• [What is needed] Tally every line featuring "challenge", then give that tally alone.

=== Listed entries ===

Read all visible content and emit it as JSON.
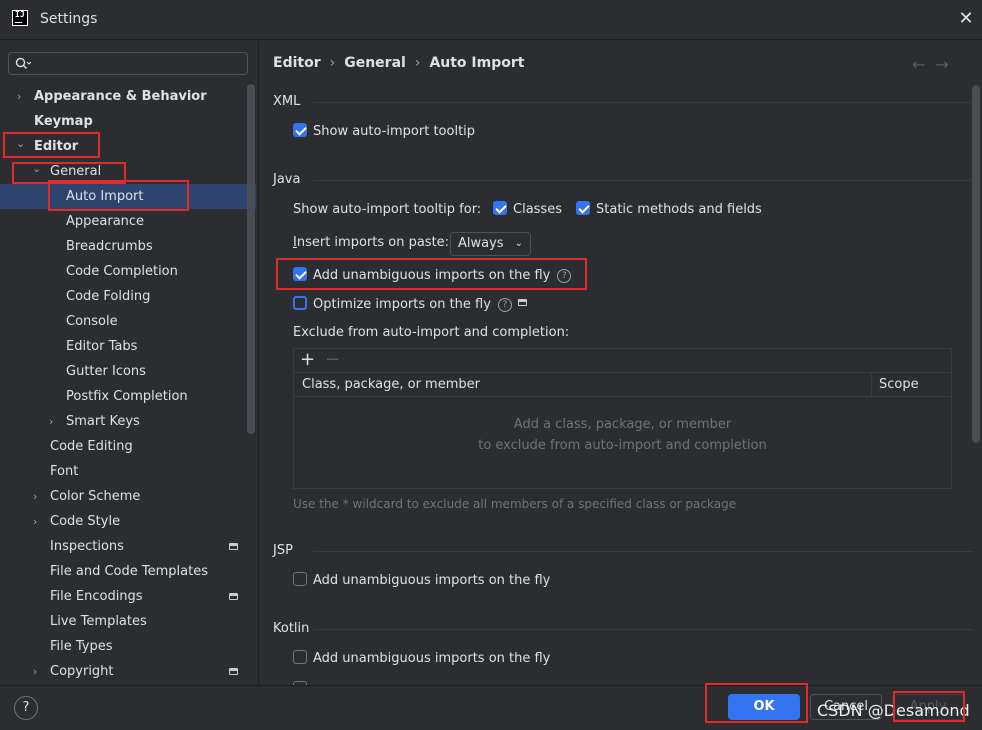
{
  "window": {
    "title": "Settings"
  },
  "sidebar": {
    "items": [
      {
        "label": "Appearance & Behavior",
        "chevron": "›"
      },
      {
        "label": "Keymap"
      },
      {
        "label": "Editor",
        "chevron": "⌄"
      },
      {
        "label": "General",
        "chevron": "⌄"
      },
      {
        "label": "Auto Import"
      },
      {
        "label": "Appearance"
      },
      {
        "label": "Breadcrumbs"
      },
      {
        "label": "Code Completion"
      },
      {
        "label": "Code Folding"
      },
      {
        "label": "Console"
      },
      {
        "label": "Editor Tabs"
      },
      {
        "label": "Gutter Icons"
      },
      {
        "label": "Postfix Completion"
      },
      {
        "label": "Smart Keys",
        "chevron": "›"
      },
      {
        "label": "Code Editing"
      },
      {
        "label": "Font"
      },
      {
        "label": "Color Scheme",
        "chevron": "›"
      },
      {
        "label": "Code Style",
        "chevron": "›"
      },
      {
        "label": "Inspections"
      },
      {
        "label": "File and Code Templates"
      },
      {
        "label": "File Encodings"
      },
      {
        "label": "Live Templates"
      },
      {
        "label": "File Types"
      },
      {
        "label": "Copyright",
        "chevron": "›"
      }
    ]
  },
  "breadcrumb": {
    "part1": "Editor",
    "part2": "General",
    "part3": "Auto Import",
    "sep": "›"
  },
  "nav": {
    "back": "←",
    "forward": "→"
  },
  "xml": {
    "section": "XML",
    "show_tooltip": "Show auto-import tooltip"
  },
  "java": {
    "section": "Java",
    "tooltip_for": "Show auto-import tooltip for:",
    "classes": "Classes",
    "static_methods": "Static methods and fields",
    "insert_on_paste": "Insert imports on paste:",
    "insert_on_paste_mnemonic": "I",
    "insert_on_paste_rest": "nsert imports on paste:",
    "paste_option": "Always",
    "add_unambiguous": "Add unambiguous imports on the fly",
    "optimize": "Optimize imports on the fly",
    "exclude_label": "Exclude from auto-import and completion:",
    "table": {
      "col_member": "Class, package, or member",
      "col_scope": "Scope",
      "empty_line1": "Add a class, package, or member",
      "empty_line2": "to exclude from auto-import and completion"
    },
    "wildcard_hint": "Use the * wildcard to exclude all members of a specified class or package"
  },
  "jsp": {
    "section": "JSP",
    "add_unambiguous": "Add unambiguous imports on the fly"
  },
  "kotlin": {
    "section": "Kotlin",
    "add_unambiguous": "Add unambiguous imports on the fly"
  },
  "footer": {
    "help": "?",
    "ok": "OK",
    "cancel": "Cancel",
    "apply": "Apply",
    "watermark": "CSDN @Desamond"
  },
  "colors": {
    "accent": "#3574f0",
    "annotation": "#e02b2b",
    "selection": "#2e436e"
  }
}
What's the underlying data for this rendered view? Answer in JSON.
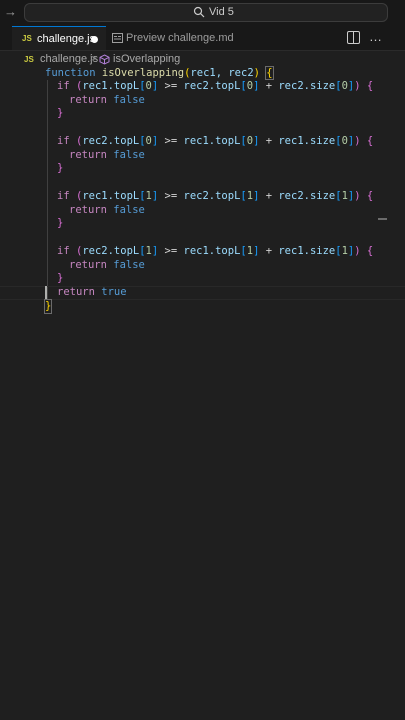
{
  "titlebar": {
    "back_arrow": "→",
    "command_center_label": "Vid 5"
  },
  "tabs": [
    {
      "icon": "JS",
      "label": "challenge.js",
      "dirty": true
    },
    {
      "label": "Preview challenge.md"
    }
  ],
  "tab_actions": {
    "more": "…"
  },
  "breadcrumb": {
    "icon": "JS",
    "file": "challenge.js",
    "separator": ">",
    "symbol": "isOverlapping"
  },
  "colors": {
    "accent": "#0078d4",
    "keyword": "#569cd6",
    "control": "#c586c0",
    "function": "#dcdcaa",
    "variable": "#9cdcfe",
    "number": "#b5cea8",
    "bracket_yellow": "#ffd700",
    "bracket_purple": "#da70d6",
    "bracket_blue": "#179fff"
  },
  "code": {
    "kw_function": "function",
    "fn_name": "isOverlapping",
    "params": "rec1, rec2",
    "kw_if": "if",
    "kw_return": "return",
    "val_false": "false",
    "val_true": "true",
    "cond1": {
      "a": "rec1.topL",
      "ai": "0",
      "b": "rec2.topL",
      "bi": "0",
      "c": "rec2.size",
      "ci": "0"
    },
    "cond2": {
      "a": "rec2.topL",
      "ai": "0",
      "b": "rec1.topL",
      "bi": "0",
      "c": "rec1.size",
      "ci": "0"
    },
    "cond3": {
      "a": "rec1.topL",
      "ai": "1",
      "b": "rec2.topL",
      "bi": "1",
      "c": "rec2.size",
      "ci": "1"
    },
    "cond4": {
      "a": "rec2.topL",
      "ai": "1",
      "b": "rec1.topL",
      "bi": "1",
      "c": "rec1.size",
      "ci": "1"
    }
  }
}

===
=== Listed entries ===

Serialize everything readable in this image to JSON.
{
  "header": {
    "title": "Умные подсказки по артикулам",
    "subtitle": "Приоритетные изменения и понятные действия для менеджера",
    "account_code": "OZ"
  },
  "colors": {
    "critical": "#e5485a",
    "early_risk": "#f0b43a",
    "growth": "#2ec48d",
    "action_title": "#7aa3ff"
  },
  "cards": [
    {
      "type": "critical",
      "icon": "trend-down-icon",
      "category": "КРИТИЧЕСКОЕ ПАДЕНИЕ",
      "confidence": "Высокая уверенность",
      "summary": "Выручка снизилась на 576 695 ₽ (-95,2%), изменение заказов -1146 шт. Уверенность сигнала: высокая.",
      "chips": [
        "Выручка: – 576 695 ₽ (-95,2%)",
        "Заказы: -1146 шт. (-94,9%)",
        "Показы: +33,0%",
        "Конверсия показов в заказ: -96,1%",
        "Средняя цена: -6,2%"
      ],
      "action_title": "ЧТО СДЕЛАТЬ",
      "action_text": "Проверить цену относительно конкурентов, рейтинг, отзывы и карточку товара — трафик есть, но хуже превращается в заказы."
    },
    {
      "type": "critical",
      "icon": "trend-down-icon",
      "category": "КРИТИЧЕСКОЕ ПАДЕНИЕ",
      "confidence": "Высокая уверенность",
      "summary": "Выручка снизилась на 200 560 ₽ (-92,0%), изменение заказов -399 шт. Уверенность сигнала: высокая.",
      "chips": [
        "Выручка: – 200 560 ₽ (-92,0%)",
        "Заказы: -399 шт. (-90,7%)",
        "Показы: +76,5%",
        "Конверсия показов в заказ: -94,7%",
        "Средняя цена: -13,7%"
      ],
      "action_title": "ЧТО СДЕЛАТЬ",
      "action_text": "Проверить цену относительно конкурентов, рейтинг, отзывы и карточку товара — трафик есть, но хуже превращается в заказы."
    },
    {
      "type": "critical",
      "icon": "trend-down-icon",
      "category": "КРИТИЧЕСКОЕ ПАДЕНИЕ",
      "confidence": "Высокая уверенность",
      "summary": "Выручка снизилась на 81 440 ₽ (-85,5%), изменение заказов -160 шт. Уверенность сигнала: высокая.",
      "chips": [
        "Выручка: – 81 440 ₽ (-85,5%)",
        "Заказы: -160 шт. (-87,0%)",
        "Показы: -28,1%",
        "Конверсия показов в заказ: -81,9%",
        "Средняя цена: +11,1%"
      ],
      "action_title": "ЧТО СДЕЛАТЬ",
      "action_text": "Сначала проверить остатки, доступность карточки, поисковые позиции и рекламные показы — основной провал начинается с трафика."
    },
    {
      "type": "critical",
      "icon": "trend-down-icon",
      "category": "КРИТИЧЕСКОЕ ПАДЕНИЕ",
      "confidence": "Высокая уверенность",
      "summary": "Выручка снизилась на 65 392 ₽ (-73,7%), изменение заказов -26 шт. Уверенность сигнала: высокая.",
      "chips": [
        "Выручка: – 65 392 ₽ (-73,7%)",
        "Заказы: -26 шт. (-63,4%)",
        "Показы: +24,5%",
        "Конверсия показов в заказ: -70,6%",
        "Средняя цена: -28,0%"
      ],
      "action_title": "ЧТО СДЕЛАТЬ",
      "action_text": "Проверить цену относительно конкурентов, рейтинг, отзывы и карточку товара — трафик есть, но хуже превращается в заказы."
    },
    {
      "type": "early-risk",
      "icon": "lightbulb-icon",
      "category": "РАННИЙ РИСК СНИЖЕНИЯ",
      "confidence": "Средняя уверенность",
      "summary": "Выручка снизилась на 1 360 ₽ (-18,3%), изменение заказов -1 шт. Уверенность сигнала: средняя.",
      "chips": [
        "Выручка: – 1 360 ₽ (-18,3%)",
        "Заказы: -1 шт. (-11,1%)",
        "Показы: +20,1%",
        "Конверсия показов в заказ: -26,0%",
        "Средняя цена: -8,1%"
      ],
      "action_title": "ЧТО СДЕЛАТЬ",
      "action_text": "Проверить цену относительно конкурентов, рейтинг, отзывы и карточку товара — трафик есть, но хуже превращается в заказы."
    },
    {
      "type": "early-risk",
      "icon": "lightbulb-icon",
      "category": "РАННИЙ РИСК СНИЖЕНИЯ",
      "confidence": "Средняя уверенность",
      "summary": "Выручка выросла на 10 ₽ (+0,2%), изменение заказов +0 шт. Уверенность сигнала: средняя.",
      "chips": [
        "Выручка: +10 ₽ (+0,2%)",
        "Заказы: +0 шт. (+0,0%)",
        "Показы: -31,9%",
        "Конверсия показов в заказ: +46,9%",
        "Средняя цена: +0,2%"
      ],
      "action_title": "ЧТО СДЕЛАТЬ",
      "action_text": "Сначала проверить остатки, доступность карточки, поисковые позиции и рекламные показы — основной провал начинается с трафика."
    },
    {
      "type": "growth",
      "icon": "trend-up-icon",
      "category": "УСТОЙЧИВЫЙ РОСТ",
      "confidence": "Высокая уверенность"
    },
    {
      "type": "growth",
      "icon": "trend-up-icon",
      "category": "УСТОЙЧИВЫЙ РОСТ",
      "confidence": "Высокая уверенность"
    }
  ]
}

===

• [Exercise result] 3